EXTRAIT FOURNI:
|---|

En résumé, la manœuvre de la droite pour financer la 13e rente met dans la balance un principe, celui du financement solidaire du 1er pilier. La stratégie est claire : éviter à tout prix de trouver une solution acceptable au financement de la 13e rente pour créer un déficit dans le 1er pilier et pouvoir – enfin – justifier une hausse de l’âge de la retraite.

Une solution simple et équitable : les cotisations salariales

Une solution simple et équitable aurait été de financer la 13ème rente par des cotisations salariales, qui ont le double avantage d’impliquer les employeurs et d’être très redistributives. Car, en raison du plafonnement des rentes et du déplafonnement des cotisations, les hauts revenus paient beaucoup sans que cela n’améliore leur rente. Cet effet redistributeur de richesses de l’AVS est encore accentué par le fait que la Confédération lui verse une part fixe de ses revenus.

« Les partis bourgeois souhaitent permettre aux gens qui en ont les moyens de compléter leur épargne-retraite (youhou, plus de sous !) tout en déduisant ces montants de leur déclaration (yoho, moins d’impôt !). »

Or, une partie de cet argent provient notamment de l’impôt fédéral direct, lui aussi très redistributeur, les hauts revenus étant plus fortement taxés. Il est donc d’autant plus scandaleux que le Conseil fédéral propose simultanément de réduire la part fédérale au financement de l’AVS, alors que celle-ci avait été augmentée dans le cadre du compromis sur la réforme de l’imposition des entreprises (RFFA) acceptée par le peuple en mars 2019. Le but de ces manœuvres est clair : affaiblir non seulement l’AVS (en diminuant ses recettes) mais aussi son effet redistributeur, que la droite libérale hostile à une juste répartition des richesses a toujours eu en travers de la gorge.

Les collectivités publiques elles aussi perdantes

Cette politique de redistribution des richesses à l’envers (alléger la contribution des plus aisé-es au risque d’affaiblir la protection des moins fortuné-es) pourrait encore être aggravée par la possibilité de « racheter » des cotisations de troisième pilier (la prévoyance-vieillesse libre et en grande partie déductible fiscalement), à l’instar de ce qui se fait pour le deuxième (une prévoyance certes individuelle mais obligatoire).

« La même majorité propose d’aggraver cette situation par une perte de recettes fiscales allant jusqu’à 150 millions de francs par an pour la Confédération et jusqu’à 450 millions pour les cantons et les communes. Des millions qui iraient directement dans la poche des personnes qui ont suffisamment de revenus pour se constituer une généreuse épargne-retraite. »

|---|

EXERCICES PROPOSÉS:
- a) Restituez à l'identique le passage de l'extrait sur le financement de la 13e rente qui va de « Une solution simple et équitable : les » jusqu'à « de ses revenus. ».
- b) Selon l'extrait sur le financement de la 13e rente, quand le peuple a-t-il accepté le compromis sur la réforme de l'imposition des entreprises (RFFA) ?
- c) D'après l'extrait sur le financement de la 13e rente, pourquoi les cotisations salariales sont-elles très redistributives ? Répondez en une à trois phrases.

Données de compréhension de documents
|---|

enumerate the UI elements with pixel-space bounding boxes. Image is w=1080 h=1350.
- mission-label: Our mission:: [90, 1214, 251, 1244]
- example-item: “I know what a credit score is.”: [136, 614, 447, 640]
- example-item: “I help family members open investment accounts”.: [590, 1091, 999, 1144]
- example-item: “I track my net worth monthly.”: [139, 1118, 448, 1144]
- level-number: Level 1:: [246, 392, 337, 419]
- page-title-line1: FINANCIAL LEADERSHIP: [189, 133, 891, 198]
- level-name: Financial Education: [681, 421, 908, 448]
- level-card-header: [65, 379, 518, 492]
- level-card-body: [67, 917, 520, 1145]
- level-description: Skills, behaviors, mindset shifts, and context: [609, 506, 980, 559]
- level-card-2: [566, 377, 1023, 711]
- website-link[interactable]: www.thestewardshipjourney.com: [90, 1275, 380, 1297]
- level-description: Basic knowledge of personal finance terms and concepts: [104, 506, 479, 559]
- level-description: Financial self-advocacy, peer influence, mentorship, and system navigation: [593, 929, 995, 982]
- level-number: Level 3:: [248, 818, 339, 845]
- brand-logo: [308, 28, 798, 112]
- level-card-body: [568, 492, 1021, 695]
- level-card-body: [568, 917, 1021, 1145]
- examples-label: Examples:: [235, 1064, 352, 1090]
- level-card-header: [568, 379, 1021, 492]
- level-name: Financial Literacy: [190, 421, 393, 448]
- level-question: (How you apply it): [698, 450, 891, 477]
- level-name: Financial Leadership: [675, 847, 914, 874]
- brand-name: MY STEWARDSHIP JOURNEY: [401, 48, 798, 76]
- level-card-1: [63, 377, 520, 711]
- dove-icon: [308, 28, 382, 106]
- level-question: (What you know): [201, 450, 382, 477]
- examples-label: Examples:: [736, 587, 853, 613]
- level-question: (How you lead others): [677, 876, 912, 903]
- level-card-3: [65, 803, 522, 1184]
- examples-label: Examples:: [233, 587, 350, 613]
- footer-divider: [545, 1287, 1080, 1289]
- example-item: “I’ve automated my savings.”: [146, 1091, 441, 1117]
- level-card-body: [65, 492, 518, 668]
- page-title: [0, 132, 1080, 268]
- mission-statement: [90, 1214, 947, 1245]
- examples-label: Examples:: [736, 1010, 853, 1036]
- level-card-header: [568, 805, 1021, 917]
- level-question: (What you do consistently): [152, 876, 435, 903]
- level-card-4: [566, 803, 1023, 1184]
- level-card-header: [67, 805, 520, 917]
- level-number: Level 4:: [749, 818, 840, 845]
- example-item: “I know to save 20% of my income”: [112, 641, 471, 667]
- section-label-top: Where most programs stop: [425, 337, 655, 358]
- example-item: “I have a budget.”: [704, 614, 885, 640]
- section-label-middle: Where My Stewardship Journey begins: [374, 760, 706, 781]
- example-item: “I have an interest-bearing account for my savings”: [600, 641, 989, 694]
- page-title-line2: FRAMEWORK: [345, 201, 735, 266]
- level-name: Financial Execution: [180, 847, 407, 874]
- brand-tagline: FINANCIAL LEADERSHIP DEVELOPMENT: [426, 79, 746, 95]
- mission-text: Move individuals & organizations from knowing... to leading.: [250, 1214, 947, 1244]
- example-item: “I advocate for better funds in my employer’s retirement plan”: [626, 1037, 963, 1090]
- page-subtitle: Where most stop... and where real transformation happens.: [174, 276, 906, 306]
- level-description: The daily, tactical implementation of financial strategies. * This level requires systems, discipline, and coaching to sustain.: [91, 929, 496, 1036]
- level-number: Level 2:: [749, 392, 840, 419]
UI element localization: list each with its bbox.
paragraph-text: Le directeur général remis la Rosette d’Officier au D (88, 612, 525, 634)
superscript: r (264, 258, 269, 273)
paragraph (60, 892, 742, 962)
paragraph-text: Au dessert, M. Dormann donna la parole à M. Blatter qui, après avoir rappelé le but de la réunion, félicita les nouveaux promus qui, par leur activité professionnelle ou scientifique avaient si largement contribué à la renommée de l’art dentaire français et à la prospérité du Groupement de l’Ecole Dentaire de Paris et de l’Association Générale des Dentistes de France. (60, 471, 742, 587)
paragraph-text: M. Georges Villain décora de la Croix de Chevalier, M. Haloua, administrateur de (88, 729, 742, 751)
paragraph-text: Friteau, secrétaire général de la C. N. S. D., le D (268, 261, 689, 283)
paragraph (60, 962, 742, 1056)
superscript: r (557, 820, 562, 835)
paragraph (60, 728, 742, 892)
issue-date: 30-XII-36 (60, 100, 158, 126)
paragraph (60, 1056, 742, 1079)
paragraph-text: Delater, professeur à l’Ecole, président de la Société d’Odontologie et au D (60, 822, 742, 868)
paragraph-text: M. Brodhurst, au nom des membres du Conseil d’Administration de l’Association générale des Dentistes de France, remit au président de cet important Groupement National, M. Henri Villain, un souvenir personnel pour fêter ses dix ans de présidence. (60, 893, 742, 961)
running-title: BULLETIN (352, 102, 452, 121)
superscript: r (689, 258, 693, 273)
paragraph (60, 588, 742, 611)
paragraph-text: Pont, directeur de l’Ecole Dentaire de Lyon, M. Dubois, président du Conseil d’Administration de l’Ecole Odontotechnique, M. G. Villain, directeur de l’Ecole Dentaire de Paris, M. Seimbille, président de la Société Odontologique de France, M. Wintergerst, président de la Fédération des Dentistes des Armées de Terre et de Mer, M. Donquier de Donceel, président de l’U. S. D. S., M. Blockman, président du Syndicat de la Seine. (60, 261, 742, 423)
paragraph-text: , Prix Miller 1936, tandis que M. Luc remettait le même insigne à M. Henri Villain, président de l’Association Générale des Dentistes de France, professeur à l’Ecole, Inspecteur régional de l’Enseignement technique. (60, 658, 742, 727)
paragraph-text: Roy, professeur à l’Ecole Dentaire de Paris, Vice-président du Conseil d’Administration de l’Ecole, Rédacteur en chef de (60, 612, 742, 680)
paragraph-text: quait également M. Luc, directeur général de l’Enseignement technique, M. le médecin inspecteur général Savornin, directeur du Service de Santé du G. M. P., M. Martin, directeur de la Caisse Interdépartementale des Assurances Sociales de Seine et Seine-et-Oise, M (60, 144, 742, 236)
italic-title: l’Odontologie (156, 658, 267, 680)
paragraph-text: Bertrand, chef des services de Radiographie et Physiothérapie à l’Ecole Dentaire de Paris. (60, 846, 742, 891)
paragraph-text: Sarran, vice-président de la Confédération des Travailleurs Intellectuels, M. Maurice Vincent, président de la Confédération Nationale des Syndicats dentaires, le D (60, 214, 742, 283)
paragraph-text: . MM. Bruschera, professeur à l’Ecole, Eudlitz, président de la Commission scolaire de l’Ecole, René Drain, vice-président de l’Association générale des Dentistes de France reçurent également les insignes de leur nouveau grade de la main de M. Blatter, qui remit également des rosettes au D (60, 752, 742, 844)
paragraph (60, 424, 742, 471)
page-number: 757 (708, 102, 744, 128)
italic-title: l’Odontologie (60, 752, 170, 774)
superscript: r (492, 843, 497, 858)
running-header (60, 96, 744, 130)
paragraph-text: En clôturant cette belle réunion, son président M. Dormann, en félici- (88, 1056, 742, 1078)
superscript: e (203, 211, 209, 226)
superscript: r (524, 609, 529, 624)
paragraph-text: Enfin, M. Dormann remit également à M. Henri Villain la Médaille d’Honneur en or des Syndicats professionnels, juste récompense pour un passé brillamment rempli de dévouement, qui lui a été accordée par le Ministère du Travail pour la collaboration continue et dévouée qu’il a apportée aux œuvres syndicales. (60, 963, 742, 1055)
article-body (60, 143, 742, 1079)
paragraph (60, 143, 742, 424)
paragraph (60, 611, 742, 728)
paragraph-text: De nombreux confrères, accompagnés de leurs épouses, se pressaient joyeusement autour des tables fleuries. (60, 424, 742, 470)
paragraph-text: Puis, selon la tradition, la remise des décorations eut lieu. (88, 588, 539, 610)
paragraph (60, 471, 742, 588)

|---|

RÉPONSES PAR TÂCHE:
- a)
Une solution simple et équitable : les cotisations salariales

Une solution simple et équitable aurait été de financer la 13ème rente par des cotisations salariales, qui ont le double avantage d’impliquer les employeurs et d’être très redistributives. Car, en raison du plafonnement des rentes et du déplafonnement des cotisations, les hauts revenus paient beaucoup sans que cela n’améliore leur rente. Cet effet redistributeur de richesses de l’AVS est encore accentué par le fait que la Confédération lui verse une part fixe de ses revenus.

- b) En mars 2019.

- c) Les rentes sont plafonnées alors que les cotisations ne le sont pas. Les hauts revenus paient donc beaucoup sans que leur rente en soit améliorée.